>> Begin SUPPLIED ENTRIES
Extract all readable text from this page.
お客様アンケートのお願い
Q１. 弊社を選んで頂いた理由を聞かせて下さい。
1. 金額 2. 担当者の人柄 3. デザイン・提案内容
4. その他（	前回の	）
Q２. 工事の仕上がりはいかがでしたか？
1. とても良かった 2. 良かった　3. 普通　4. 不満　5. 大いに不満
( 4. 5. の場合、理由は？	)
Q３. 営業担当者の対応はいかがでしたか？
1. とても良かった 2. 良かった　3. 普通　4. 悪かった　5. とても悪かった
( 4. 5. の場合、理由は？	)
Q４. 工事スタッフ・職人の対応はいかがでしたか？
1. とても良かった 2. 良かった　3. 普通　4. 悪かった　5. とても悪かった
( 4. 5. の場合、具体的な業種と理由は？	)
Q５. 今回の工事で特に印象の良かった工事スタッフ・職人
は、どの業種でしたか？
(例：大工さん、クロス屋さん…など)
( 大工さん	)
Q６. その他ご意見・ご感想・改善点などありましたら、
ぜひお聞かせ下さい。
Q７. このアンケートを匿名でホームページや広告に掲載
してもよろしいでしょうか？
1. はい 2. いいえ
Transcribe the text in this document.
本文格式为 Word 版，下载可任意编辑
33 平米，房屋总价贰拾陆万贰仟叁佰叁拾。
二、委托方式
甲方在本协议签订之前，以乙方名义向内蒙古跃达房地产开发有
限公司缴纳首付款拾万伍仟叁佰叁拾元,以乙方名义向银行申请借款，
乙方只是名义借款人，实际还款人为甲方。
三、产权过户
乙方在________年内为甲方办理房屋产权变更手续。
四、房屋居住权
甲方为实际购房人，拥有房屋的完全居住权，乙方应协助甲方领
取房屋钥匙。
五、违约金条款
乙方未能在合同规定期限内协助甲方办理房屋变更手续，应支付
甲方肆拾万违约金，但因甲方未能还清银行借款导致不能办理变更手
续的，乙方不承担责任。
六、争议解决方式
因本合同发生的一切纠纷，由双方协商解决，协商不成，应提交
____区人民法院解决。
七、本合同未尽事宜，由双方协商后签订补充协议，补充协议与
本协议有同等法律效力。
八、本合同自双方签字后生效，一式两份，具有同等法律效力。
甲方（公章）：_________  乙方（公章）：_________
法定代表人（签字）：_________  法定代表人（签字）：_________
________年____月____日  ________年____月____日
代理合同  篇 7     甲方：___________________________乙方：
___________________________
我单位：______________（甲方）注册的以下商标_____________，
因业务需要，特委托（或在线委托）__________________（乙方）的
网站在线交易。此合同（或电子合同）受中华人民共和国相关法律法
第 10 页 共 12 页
>> End SUPPLIED ENTRIES
* **DIRECTIONS**
Copy all lines from the listing that contain "text".

* **SOLUTION TO THIS TASK**
Extract all readable text from this page.
Transcribe the text in this document.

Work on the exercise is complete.